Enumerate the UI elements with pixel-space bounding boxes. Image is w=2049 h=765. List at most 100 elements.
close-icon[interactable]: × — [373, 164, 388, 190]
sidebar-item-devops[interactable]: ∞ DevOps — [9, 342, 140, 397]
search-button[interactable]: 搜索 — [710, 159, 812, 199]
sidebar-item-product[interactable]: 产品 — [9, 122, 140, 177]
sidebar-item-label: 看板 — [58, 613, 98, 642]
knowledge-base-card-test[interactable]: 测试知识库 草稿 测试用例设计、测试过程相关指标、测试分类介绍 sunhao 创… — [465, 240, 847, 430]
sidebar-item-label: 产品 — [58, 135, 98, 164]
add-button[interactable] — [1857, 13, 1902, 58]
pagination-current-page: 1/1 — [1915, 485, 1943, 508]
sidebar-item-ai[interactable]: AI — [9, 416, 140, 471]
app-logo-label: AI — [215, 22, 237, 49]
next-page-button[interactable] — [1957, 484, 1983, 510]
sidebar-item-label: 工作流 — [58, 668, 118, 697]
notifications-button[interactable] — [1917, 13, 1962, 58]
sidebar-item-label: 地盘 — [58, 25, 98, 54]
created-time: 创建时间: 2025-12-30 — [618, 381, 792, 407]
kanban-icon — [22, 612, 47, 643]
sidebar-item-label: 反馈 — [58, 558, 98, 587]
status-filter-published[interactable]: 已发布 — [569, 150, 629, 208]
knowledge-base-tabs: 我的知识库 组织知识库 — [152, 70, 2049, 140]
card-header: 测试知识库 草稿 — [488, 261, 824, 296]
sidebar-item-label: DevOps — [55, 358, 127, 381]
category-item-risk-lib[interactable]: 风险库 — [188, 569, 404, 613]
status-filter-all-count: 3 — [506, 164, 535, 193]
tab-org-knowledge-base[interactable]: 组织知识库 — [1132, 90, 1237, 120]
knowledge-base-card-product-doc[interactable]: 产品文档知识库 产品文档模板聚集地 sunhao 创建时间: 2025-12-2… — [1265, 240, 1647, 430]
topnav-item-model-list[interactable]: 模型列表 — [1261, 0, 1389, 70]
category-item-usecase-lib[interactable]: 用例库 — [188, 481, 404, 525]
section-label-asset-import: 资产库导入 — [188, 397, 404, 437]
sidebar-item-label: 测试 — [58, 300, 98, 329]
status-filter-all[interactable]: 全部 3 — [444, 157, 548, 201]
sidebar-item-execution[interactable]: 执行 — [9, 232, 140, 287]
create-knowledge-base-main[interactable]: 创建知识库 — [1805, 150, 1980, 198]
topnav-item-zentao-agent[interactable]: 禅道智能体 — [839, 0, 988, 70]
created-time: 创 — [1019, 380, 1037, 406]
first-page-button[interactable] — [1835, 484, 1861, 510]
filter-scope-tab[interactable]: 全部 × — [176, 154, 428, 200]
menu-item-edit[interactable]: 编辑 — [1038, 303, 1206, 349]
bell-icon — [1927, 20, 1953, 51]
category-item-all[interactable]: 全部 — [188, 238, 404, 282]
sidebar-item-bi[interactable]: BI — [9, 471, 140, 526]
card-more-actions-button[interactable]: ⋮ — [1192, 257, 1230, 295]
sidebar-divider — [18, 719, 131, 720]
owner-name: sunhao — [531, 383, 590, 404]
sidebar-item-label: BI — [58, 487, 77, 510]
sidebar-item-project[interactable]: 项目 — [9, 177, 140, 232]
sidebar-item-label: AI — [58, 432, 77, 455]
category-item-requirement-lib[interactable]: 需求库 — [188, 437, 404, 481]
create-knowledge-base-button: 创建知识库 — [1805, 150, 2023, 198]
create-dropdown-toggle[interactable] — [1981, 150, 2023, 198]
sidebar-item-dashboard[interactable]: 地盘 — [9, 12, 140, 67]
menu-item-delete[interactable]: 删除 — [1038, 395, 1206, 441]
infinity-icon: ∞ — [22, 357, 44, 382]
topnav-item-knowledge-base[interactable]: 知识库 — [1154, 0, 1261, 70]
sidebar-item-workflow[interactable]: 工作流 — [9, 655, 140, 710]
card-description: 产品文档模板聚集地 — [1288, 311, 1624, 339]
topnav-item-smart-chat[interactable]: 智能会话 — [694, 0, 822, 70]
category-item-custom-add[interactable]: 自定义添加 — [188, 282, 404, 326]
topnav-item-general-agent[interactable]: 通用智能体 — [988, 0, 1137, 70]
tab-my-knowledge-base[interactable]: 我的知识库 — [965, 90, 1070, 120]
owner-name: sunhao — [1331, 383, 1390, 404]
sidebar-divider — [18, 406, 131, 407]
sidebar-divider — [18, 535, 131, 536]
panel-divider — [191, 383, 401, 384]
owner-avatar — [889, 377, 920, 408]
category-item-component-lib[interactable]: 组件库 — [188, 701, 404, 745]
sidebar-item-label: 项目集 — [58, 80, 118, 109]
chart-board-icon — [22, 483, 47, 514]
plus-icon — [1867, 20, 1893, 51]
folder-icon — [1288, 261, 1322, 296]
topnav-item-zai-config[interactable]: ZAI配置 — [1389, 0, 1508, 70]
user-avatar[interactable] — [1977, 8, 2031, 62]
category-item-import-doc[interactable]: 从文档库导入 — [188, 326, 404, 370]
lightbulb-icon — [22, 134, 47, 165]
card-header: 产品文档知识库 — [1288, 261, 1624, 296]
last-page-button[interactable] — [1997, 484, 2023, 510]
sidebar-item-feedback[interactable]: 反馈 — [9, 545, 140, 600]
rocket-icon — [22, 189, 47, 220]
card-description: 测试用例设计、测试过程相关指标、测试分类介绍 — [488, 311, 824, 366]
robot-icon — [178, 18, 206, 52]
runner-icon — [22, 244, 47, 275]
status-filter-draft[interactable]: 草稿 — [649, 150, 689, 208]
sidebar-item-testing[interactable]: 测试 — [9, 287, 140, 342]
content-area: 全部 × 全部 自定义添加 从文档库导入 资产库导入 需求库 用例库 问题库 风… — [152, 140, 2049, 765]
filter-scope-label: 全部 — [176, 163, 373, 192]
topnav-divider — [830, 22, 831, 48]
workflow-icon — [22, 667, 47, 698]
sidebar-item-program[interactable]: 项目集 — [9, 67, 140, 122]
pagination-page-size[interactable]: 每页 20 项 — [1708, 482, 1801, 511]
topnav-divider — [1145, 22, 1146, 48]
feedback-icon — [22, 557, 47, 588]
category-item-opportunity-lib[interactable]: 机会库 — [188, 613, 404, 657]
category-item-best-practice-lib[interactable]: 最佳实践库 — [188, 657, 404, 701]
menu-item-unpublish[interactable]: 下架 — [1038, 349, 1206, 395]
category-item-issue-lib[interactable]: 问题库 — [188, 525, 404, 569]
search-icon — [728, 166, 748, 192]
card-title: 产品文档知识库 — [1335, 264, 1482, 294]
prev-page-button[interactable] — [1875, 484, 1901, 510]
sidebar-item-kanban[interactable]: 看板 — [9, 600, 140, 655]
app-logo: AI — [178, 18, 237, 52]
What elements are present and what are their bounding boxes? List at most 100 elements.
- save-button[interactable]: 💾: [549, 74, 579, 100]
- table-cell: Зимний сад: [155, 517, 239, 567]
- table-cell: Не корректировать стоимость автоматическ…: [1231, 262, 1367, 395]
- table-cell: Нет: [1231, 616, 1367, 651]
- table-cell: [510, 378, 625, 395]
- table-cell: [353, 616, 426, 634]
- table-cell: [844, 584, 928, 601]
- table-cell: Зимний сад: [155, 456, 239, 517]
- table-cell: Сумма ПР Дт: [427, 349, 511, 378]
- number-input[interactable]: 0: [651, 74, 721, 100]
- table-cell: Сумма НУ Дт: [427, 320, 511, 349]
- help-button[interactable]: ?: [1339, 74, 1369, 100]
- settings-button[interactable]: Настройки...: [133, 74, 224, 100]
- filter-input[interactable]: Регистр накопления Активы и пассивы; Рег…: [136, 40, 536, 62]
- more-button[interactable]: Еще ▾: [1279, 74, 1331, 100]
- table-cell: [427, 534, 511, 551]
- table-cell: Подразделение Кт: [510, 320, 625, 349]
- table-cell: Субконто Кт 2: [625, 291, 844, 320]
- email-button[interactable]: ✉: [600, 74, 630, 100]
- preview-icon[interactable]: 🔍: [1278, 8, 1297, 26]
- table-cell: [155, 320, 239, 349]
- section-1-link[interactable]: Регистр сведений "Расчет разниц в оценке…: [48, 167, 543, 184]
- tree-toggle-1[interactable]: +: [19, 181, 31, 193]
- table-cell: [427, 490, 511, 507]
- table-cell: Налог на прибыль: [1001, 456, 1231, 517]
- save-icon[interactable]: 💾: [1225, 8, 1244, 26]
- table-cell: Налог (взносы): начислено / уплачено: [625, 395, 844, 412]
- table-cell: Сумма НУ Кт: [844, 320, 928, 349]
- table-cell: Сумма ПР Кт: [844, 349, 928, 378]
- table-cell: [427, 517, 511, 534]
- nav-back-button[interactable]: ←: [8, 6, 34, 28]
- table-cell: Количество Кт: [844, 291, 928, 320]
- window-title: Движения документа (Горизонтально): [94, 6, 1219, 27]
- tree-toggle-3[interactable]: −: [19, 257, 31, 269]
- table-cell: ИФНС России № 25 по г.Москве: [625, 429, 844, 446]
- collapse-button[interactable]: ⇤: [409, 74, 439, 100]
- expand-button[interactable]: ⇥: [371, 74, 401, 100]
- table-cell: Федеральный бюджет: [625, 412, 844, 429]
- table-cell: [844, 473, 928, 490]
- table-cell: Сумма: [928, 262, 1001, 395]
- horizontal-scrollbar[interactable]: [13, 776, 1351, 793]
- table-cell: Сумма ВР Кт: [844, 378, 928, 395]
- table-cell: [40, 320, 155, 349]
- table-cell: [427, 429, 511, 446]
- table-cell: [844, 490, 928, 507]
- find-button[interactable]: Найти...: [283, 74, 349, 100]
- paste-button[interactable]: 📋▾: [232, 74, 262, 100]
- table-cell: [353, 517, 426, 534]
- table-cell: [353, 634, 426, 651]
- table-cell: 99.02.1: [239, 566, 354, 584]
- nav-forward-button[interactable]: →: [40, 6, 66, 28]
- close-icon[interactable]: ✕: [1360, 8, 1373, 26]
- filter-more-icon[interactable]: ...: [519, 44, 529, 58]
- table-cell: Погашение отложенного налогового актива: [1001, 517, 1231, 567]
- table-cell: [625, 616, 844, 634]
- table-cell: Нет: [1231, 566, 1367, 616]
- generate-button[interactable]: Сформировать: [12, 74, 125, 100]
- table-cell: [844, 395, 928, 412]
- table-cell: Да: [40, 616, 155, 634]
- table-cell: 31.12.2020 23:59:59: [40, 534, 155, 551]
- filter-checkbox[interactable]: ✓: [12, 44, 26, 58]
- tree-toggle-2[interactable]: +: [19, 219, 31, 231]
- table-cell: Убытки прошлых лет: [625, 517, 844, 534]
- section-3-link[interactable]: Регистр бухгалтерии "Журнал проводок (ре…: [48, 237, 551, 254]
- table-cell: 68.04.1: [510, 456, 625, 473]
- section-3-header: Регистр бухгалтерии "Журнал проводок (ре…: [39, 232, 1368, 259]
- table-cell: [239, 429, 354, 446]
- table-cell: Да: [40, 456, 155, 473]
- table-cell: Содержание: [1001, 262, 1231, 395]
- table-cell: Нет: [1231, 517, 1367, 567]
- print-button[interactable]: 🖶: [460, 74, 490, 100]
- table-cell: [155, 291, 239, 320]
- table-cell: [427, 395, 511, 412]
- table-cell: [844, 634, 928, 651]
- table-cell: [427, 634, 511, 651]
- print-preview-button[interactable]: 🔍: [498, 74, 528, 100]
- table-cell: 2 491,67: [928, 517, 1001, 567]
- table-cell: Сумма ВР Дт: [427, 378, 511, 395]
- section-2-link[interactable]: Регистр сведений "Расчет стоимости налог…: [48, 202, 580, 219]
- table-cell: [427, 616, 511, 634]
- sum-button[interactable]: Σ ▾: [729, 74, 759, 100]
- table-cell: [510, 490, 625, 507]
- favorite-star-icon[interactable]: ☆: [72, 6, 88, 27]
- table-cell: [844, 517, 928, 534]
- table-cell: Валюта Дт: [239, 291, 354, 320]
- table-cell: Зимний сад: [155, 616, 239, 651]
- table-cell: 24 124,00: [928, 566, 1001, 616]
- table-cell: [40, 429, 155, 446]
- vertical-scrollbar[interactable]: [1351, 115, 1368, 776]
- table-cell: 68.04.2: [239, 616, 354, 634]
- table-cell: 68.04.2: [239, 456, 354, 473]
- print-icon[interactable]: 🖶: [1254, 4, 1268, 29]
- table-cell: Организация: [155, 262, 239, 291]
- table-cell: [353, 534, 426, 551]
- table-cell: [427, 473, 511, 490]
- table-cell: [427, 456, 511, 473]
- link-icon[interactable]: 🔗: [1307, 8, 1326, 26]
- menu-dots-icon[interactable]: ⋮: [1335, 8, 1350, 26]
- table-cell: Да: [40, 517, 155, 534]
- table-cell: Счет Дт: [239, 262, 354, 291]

**Request:** Set out every line from the start of the records up to and including the line with "sidebar-item-label: 看板 — [58, 613, 98, 642]" as a numbered list, leaving out any blank lines.

**Task result:**
1. Enumerate the UI elements with pixel-space bounding boxes. Image is w=2049 h=765. List at most 100 elements.
2. close-icon[interactable]: × — [373, 164, 388, 190]
3. sidebar-item-devops[interactable]: ∞ DevOps — [9, 342, 140, 397]
4. search-button[interactable]: 搜索 — [710, 159, 812, 199]
5. sidebar-item-product[interactable]: 产品 — [9, 122, 140, 177]
6. sidebar-item-label: 看板 — [58, 613, 98, 642]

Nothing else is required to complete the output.